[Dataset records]
────────
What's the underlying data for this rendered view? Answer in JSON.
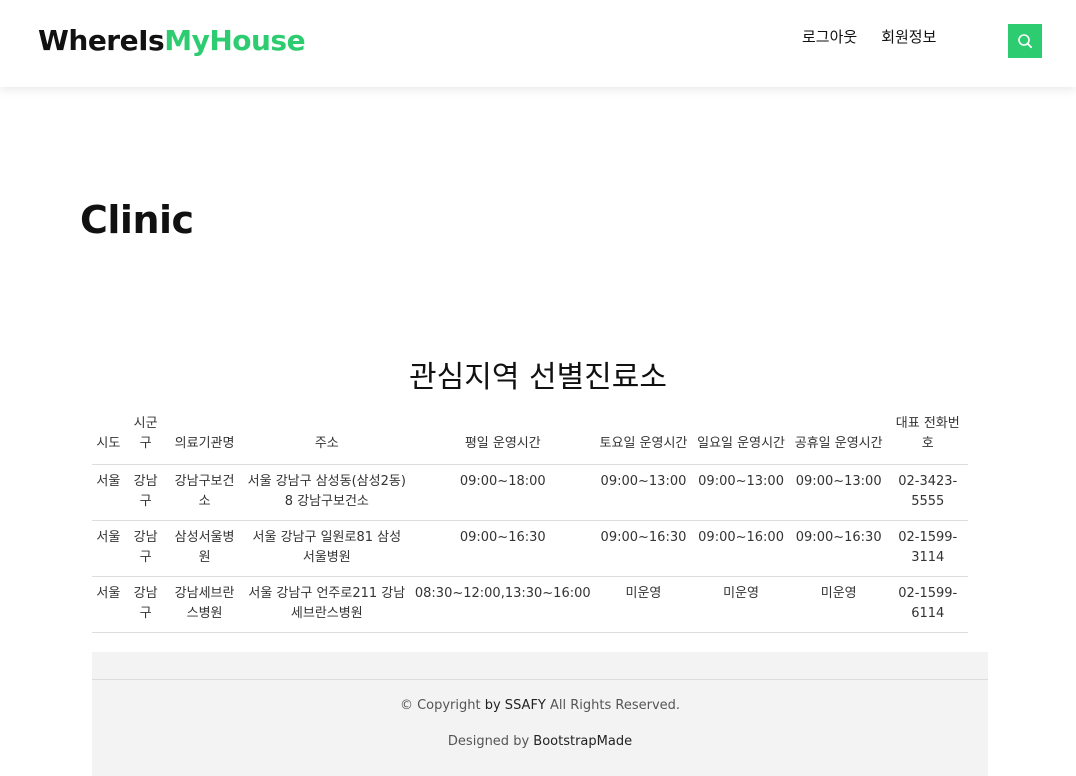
{
  "header": {
    "logo_part1": "WhereIs",
    "logo_part2": "MyHouse",
    "nav": [
      {
        "label": "로그아웃"
      },
      {
        "label": "회원정보"
      }
    ]
  },
  "page": {
    "title": "Clinic",
    "section_title": "관심지역 선별진료소"
  },
  "table": {
    "headers": [
      "시도",
      "시군구",
      "의료기관명",
      "주소",
      "평일 운영시간",
      "토요일 운영시간",
      "일요일 운영시간",
      "공휴일 운영시간",
      "대표 전화번호"
    ],
    "rows": [
      [
        "서울",
        "강남구",
        "강남구보건소",
        "서울 강남구 삼성동(삼성2동) 8 강남구보건소",
        "09:00~18:00",
        "09:00~13:00",
        "09:00~13:00",
        "09:00~13:00",
        "02-3423-5555"
      ],
      [
        "서울",
        "강남구",
        "삼성서울병원",
        "서울 강남구 일원로81 삼성서울병원",
        "09:00~16:30",
        "09:00~16:30",
        "09:00~16:00",
        "09:00~16:30",
        "02-1599-3114"
      ],
      [
        "서울",
        "강남구",
        "강남세브란스병원",
        "서울 강남구 언주로211 강남세브란스병원",
        "08:30~12:00,13:30~16:00",
        "미운영",
        "미운영",
        "미운영",
        "02-1599-6114"
      ]
    ]
  },
  "footer": {
    "copy_prefix": "© Copyright",
    "copy_owner": "by SSAFY",
    "copy_suffix": "All Rights Reserved.",
    "designed_prefix": "Designed by",
    "designed_by": "BootstrapMade"
  },
  "colors": {
    "accent": "#2ecc71"
  }
}
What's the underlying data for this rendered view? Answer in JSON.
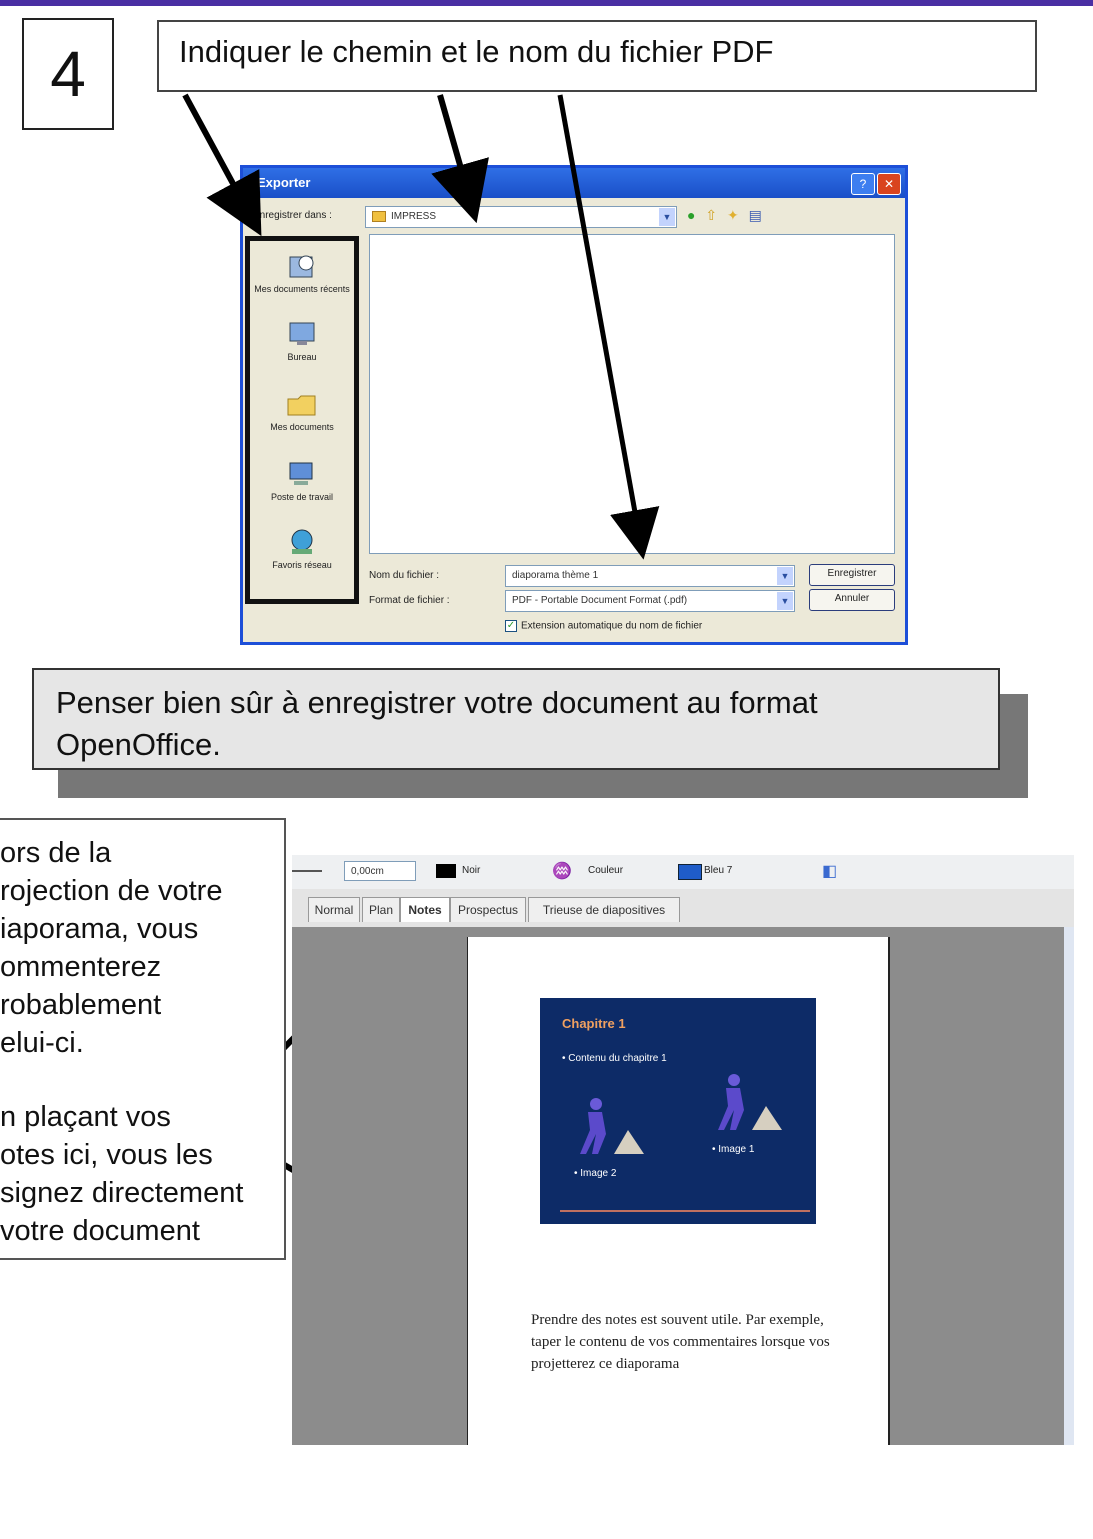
{
  "step": {
    "number": "4"
  },
  "title": "Indiquer le chemin et le nom du fichier PDF",
  "dialog": {
    "title": "Exporter",
    "save_in_label": "Enregistrer dans :",
    "folder": "IMPRESS",
    "places": [
      {
        "label": "Mes documents récents",
        "icon": "recent-documents-icon"
      },
      {
        "label": "Bureau",
        "icon": "desktop-icon"
      },
      {
        "label": "Mes documents",
        "icon": "my-documents-icon"
      },
      {
        "label": "Poste de travail",
        "icon": "my-computer-icon"
      },
      {
        "label": "Favoris réseau",
        "icon": "network-icon"
      }
    ],
    "filename_label": "Nom du fichier :",
    "filename_value": "diaporama thème 1",
    "format_label": "Format de fichier :",
    "format_value": "PDF - Portable Document Format (.pdf)",
    "save_button": "Enregistrer",
    "cancel_button": "Annuler",
    "auto_ext_label": "Extension automatique du nom de fichier",
    "auto_ext_checked": true
  },
  "note": "Penser bien sûr à enregistrer votre document au format OpenOffice.",
  "side_text": {
    "lines": [
      "ors de la",
      "rojection de votre",
      "iaporama,  vous",
      "ommenterez",
      "robablement",
      "elui-ci.",
      "",
      "n plaçant vos",
      "otes ici, vous les",
      "signez directement",
      " votre document"
    ]
  },
  "impress": {
    "toolbar": {
      "line_width": "0,00cm",
      "color_name": "Noir",
      "fill_type": "Couleur",
      "fill_color": "Bleu 7"
    },
    "tabs": [
      "Normal",
      "Plan",
      "Notes",
      "Prospectus",
      "Trieuse de diapositives"
    ],
    "active_tab": "Notes",
    "slide": {
      "title": "Chapitre 1",
      "bullet": "• Contenu du chapitre 1",
      "image_left": "• Image 2",
      "image_right": "• Image 1"
    },
    "notes": "Prendre des notes est souvent utile. Par exemple, taper le contenu de vos commentaires lorsque vos projetterez ce diaporama"
  },
  "colors": {
    "accent": "#4a2fa3",
    "xp_blue": "#1d4fd8",
    "slide_bg": "#0d2b67",
    "slide_title": "#f0a060"
  }
}
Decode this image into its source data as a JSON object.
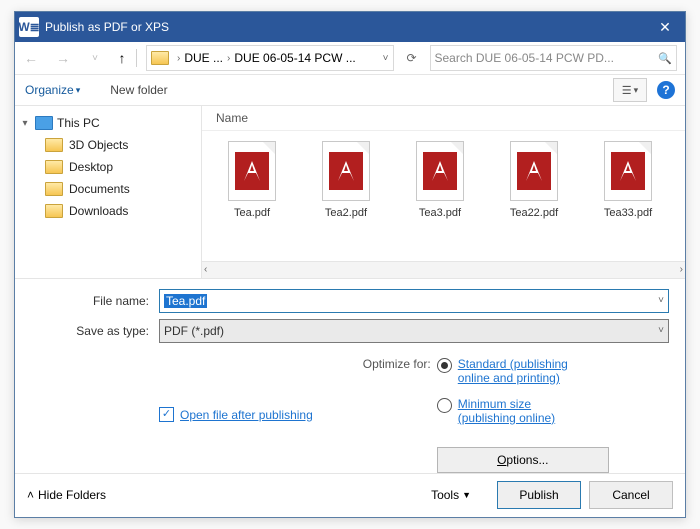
{
  "titlebar": {
    "title": "Publish as PDF or XPS"
  },
  "nav": {
    "up_glyph": "↑",
    "refresh_glyph": "⟳",
    "drop_glyph": "˅",
    "breadcrumb": {
      "seg1": "DUE ...",
      "seg2": "DUE 06-05-14 PCW ..."
    },
    "search_placeholder": "Search DUE 06-05-14 PCW PD...",
    "search_glyph": "🔍"
  },
  "toolbar": {
    "organize": "Organize",
    "new_folder": "New folder",
    "view_drop_glyph": "▾",
    "help_glyph": "?"
  },
  "tree": {
    "this_pc": "This PC",
    "items": [
      {
        "label": "3D Objects"
      },
      {
        "label": "Desktop"
      },
      {
        "label": "Documents"
      },
      {
        "label": "Downloads"
      }
    ]
  },
  "filelist": {
    "column": "Name",
    "files": [
      {
        "name": "Tea.pdf"
      },
      {
        "name": "Tea2.pdf"
      },
      {
        "name": "Tea3.pdf"
      },
      {
        "name": "Tea22.pdf"
      },
      {
        "name": "Tea33.pdf"
      }
    ]
  },
  "filename": {
    "label": "File name:",
    "value": "Tea.pdf"
  },
  "savetype": {
    "label": "Save as type:",
    "value": "PDF (*.pdf)"
  },
  "open_after": {
    "label": "Open file after publishing",
    "checked": true
  },
  "optimize": {
    "label": "Optimize for:",
    "standard_line1": "Standard (publishing",
    "standard_line2": "online and printing)",
    "min_line1": "Minimum size",
    "min_line2": "(publishing online)"
  },
  "options_btn": "Options...",
  "footer": {
    "hide": "Hide Folders",
    "tools": "Tools",
    "publish": "Publish",
    "cancel": "Cancel"
  },
  "word_glyph": "W≣"
}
────────
Description of the task - Transcribe the records word for word and include no pictures.

Answer to the task -
What's the underlying data for this rendered view? Answer in JSON.
{
  "header": {
    "logo_part1": "WhereIs",
    "logo_part2": "MyHouse",
    "nav": [
      {
        "label": "로그아웃"
      },
      {
        "label": "회원정보"
      }
    ]
  },
  "page": {
    "title": "Clinic",
    "section_title": "관심지역 선별진료소"
  },
  "table": {
    "headers": [
      "시도",
      "시군구",
      "의료기관명",
      "주소",
      "평일 운영시간",
      "토요일 운영시간",
      "일요일 운영시간",
      "공휴일 운영시간",
      "대표 전화번호"
    ],
    "rows": [
      [
        "서울",
        "강남구",
        "강남구보건소",
        "서울 강남구 삼성동(삼성2동) 8 강남구보건소",
        "09:00~18:00",
        "09:00~13:00",
        "09:00~13:00",
        "09:00~13:00",
        "02-3423-5555"
      ],
      [
        "서울",
        "강남구",
        "삼성서울병원",
        "서울 강남구 일원로81 삼성서울병원",
        "09:00~16:30",
        "09:00~16:30",
        "09:00~16:00",
        "09:00~16:30",
        "02-1599-3114"
      ],
      [
        "서울",
        "강남구",
        "강남세브란스병원",
        "서울 강남구 언주로211 강남세브란스병원",
        "08:30~12:00,13:30~16:00",
        "미운영",
        "미운영",
        "미운영",
        "02-1599-6114"
      ]
    ]
  },
  "footer": {
    "copy_prefix": "© Copyright",
    "copy_owner": "by SSAFY",
    "copy_suffix": "All Rights Reserved.",
    "designed_prefix": "Designed by",
    "designed_by": "BootstrapMade"
  },
  "colors": {
    "accent": "#2ecc71"
  }
}
What's the underlying data for this rendered view? Answer in JSON.
{
  "step": {
    "number": "4"
  },
  "title": "Indiquer le chemin et le nom du fichier PDF",
  "dialog": {
    "title": "Exporter",
    "save_in_label": "Enregistrer dans :",
    "folder": "IMPRESS",
    "places": [
      {
        "label": "Mes documents récents",
        "icon": "recent-documents-icon"
      },
      {
        "label": "Bureau",
        "icon": "desktop-icon"
      },
      {
        "label": "Mes documents",
        "icon": "my-documents-icon"
      },
      {
        "label": "Poste de travail",
        "icon": "my-computer-icon"
      },
      {
        "label": "Favoris réseau",
        "icon": "network-icon"
      }
    ],
    "filename_label": "Nom du fichier :",
    "filename_value": "diaporama thème 1",
    "format_label": "Format de fichier :",
    "format_value": "PDF - Portable Document Format (.pdf)",
    "save_button": "Enregistrer",
    "cancel_button": "Annuler",
    "auto_ext_label": "Extension automatique du nom de fichier",
    "auto_ext_checked": true
  },
  "note": "Penser bien sûr à enregistrer votre document au format OpenOffice.",
  "side_text": {
    "lines": [
      "ors de la",
      "rojection de votre",
      "iaporama,  vous",
      "ommenterez",
      "robablement",
      "elui-ci.",
      "",
      "n plaçant vos",
      "otes ici, vous les",
      "signez directement",
      " votre document"
    ]
  },
  "impress": {
    "toolbar": {
      "line_width": "0,00cm",
      "color_name": "Noir",
      "fill_type": "Couleur",
      "fill_color": "Bleu 7"
    },
    "tabs": [
      "Normal",
      "Plan",
      "Notes",
      "Prospectus",
      "Trieuse de diapositives"
    ],
    "active_tab": "Notes",
    "slide": {
      "title": "Chapitre 1",
      "bullet": "• Contenu du chapitre 1",
      "image_left": "• Image 2",
      "image_right": "• Image 1"
    },
    "notes": "Prendre des notes est souvent utile. Par exemple, taper le contenu de vos commentaires lorsque vos projetterez ce diaporama"
  },
  "colors": {
    "accent": "#4a2fa3",
    "xp_blue": "#1d4fd8",
    "slide_bg": "#0d2b67",
    "slide_title": "#f0a060"
  }
}
Decode this image into its source data as a JSON object.
{
  "titlebar": {
    "title": "Publish as PDF or XPS"
  },
  "nav": {
    "up_glyph": "↑",
    "refresh_glyph": "⟳",
    "drop_glyph": "˅",
    "breadcrumb": {
      "seg1": "DUE ...",
      "seg2": "DUE 06-05-14 PCW ..."
    },
    "search_placeholder": "Search DUE 06-05-14 PCW PD...",
    "search_glyph": "🔍"
  },
  "toolbar": {
    "organize": "Organize",
    "new_folder": "New folder",
    "view_drop_glyph": "▾",
    "help_glyph": "?"
  },
  "tree": {
    "this_pc": "This PC",
    "items": [
      {
        "label": "3D Objects"
      },
      {
        "label": "Desktop"
      },
      {
        "label": "Documents"
      },
      {
        "label": "Downloads"
      }
    ]
  },
  "filelist": {
    "column": "Name",
    "files": [
      {
        "name": "Tea.pdf"
      },
      {
        "name": "Tea2.pdf"
      },
      {
        "name": "Tea3.pdf"
      },
      {
        "name": "Tea22.pdf"
      },
      {
        "name": "Tea33.pdf"
      }
    ]
  },
  "filename": {
    "label": "File name:",
    "value": "Tea.pdf"
  },
  "savetype": {
    "label": "Save as type:",
    "value": "PDF (*.pdf)"
  },
  "open_after": {
    "label": "Open file after publishing",
    "checked": true
  },
  "optimize": {
    "label": "Optimize for:",
    "standard_line1": "Standard (publishing",
    "standard_line2": "online and printing)",
    "min_line1": "Minimum size",
    "min_line2": "(publishing online)"
  },
  "options_btn": "Options...",
  "footer": {
    "hide": "Hide Folders",
    "tools": "Tools",
    "publish": "Publish",
    "cancel": "Cancel"
  },
  "word_glyph": "W≣"
}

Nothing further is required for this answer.